## To do:
The answer is one number: how many lines in the data below hold "Parent".

--- Task data ---

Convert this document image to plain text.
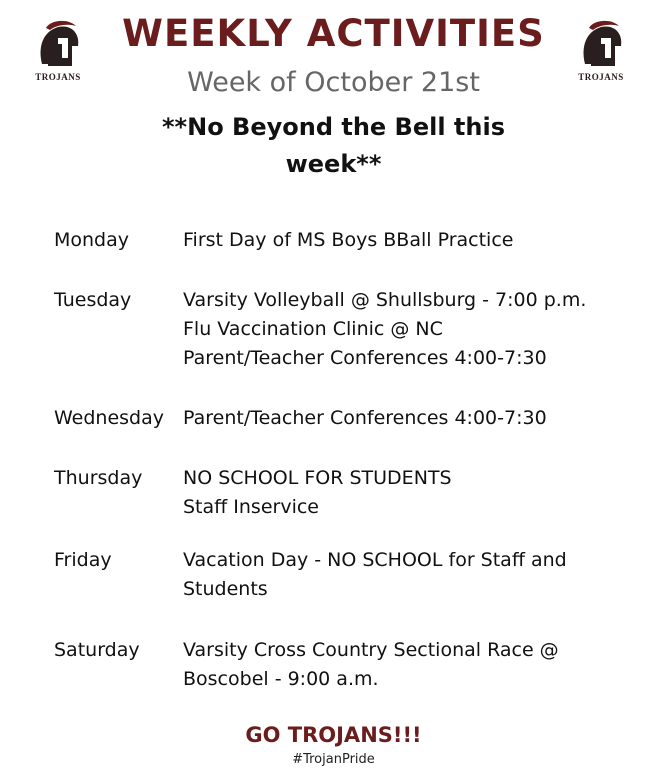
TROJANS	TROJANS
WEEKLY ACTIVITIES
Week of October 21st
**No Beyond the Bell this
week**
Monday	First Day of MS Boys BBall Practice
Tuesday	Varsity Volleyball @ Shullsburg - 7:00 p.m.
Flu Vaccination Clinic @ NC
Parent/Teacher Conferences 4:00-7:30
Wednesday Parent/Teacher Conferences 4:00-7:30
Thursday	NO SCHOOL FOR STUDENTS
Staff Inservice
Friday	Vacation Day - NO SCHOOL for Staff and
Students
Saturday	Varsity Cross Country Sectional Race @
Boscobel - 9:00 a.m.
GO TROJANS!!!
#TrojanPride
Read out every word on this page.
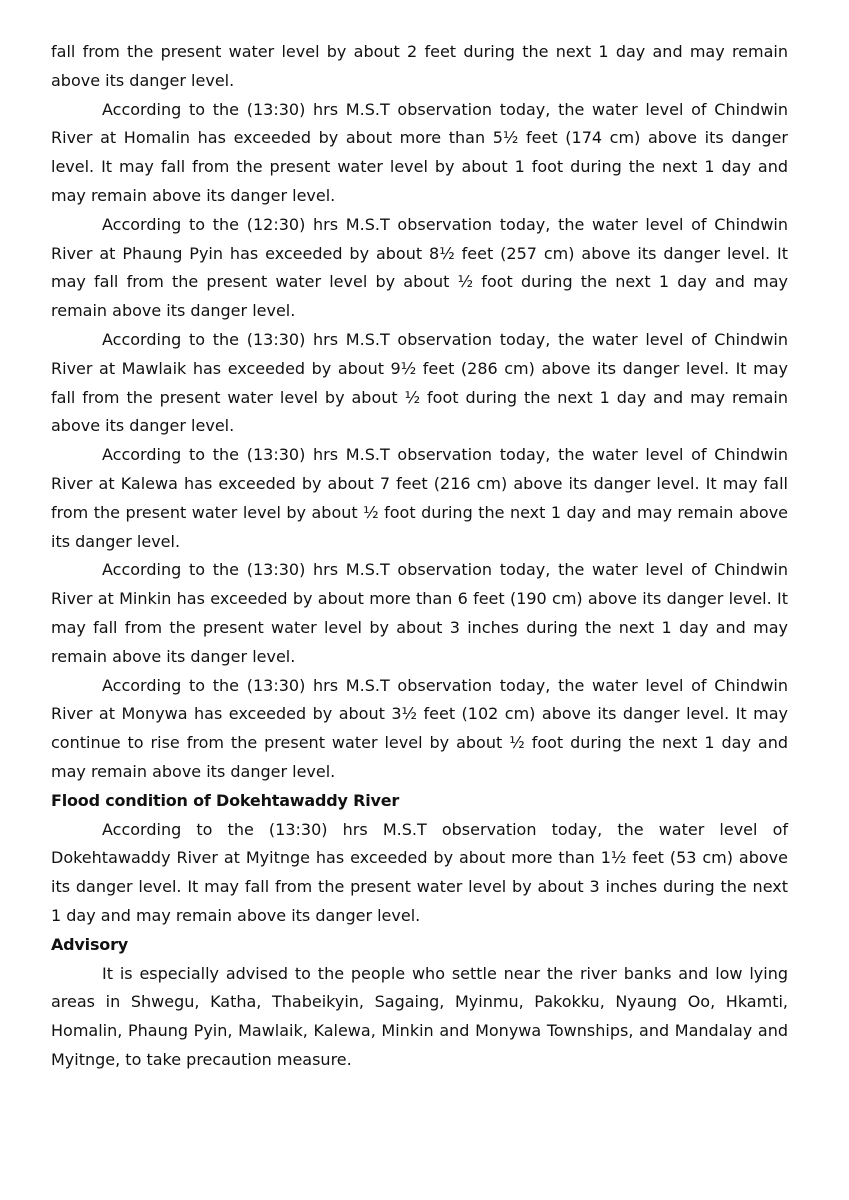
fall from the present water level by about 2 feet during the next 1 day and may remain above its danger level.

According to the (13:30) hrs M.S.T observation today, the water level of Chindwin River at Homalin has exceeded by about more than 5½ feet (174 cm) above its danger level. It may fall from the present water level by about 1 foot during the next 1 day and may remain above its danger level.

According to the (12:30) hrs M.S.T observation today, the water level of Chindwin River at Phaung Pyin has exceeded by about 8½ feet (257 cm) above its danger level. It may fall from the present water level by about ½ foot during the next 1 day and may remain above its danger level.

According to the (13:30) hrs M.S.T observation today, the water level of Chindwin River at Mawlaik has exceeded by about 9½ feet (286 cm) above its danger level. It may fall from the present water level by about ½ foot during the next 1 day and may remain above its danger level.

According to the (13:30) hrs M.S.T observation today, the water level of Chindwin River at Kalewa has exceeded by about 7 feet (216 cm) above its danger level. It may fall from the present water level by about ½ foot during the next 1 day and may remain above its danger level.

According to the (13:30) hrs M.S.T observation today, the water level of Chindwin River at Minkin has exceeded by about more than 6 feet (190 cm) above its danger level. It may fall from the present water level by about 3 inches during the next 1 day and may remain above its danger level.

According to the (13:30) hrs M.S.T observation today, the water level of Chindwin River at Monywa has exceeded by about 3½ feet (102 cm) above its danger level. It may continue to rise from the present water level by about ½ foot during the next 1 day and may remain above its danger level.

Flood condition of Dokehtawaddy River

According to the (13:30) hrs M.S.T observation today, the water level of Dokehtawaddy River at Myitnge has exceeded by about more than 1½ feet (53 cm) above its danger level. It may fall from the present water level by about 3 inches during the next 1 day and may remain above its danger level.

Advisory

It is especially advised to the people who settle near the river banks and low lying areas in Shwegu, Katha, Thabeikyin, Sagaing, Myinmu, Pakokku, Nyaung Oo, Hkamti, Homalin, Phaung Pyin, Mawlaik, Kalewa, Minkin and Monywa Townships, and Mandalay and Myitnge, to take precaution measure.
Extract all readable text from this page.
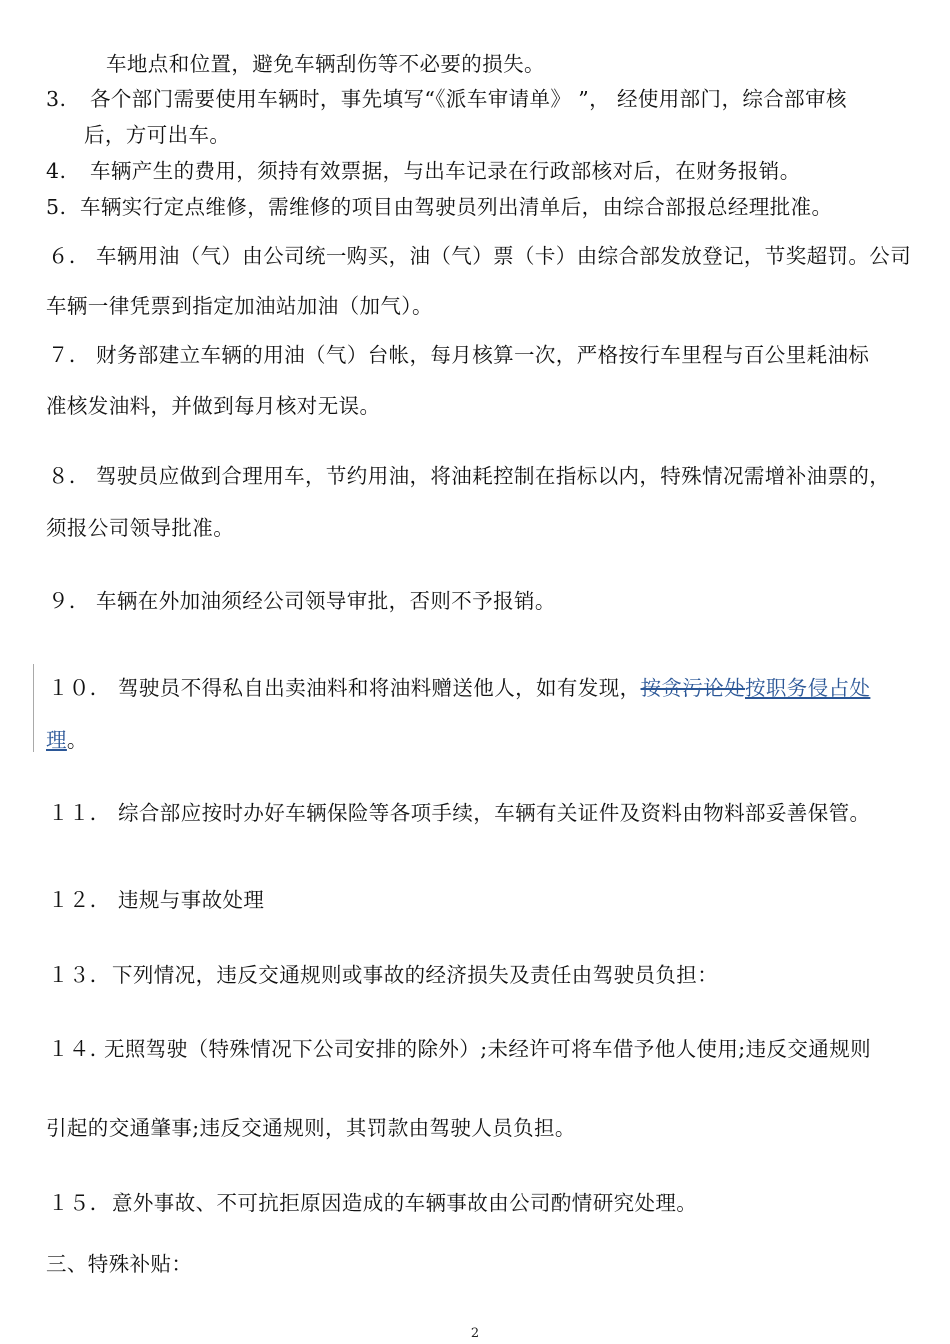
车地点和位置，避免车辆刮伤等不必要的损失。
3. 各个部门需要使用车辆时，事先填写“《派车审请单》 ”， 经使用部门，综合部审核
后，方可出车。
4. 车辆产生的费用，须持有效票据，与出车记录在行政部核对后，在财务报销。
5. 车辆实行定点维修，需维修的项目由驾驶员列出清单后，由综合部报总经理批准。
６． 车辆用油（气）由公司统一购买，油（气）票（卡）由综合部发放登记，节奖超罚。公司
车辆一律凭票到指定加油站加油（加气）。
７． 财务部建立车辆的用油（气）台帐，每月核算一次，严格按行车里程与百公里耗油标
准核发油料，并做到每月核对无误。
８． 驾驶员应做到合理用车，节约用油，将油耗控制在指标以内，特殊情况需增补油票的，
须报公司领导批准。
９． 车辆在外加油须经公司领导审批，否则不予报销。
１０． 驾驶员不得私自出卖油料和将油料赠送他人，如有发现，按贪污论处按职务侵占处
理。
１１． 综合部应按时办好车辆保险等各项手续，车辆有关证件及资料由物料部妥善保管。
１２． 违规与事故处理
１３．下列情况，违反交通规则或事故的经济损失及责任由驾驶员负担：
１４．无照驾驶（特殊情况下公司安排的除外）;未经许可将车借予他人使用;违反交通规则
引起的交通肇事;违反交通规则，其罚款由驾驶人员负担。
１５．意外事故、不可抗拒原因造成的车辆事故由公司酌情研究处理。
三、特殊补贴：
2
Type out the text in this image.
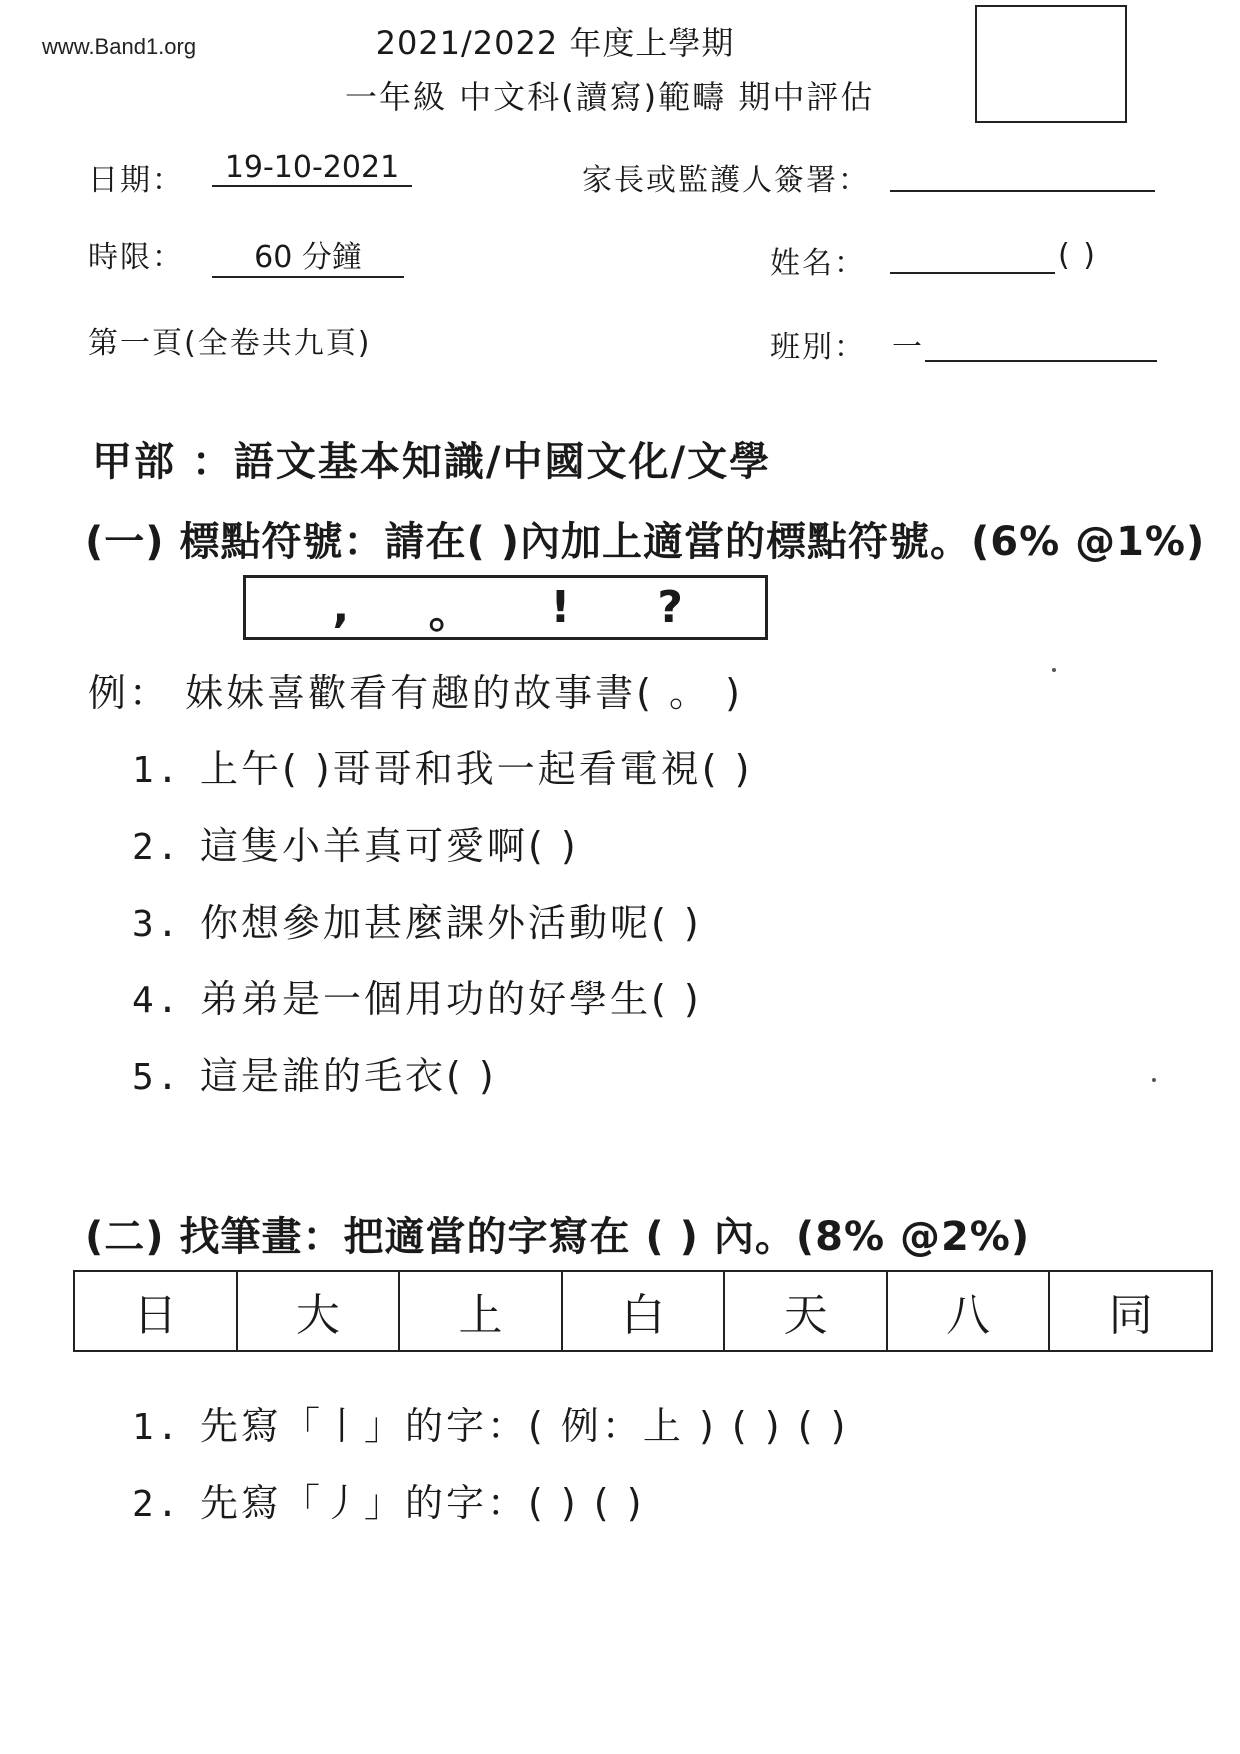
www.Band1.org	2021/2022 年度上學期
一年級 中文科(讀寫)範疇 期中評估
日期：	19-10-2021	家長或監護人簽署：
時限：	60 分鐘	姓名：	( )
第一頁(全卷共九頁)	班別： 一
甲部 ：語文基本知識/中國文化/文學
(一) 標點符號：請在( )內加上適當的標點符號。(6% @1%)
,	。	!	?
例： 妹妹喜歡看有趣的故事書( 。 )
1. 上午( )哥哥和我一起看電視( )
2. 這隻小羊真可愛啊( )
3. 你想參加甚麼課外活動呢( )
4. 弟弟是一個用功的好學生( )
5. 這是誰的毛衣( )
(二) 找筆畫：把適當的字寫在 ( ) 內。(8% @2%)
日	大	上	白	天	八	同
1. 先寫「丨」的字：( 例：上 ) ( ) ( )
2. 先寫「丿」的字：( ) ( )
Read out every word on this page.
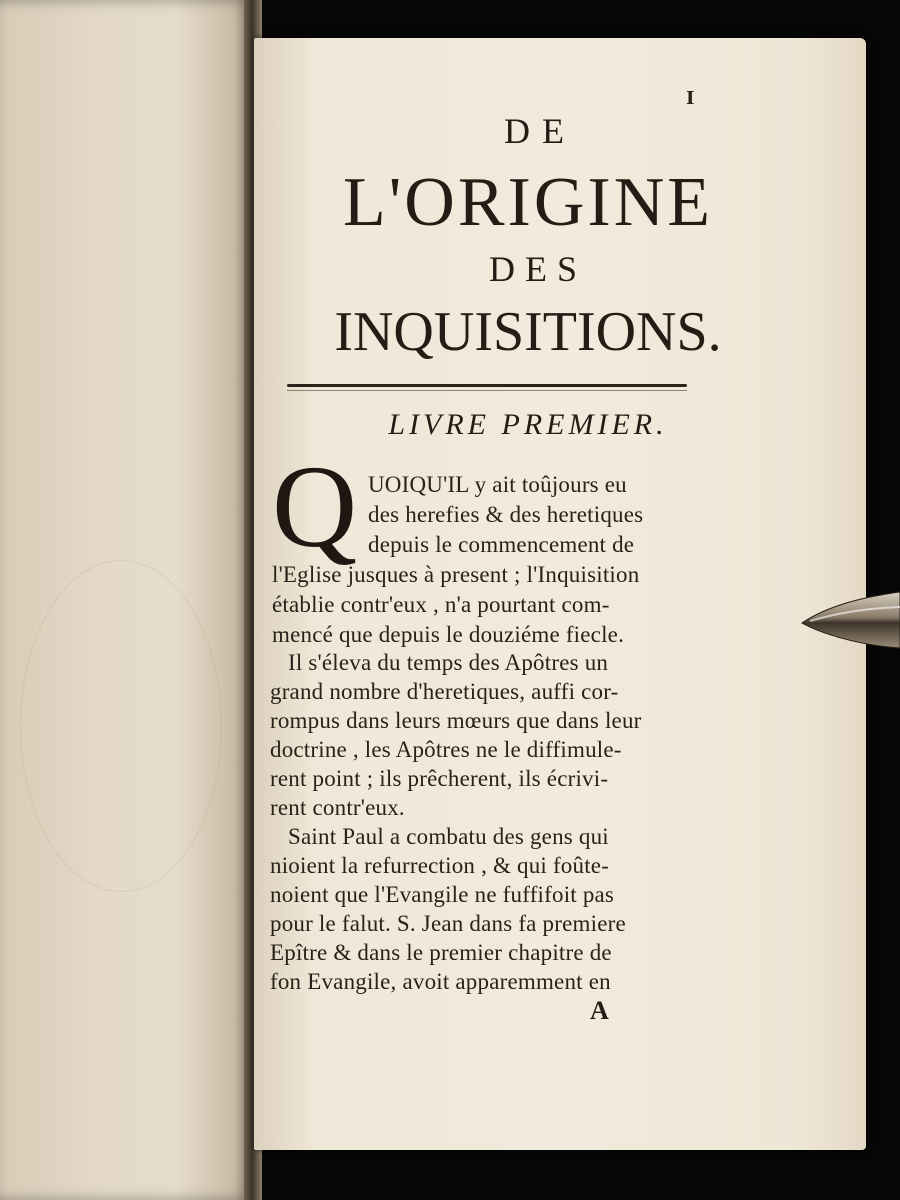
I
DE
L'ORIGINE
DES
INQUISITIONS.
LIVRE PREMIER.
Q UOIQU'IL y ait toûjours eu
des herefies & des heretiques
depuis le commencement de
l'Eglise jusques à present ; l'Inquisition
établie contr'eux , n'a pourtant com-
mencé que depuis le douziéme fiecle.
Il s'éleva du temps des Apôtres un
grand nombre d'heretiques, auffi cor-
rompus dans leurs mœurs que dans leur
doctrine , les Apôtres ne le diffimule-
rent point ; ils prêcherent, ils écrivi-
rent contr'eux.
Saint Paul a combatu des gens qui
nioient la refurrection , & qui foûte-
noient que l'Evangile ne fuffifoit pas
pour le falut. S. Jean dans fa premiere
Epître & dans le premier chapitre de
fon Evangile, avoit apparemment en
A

---

## Written response:
2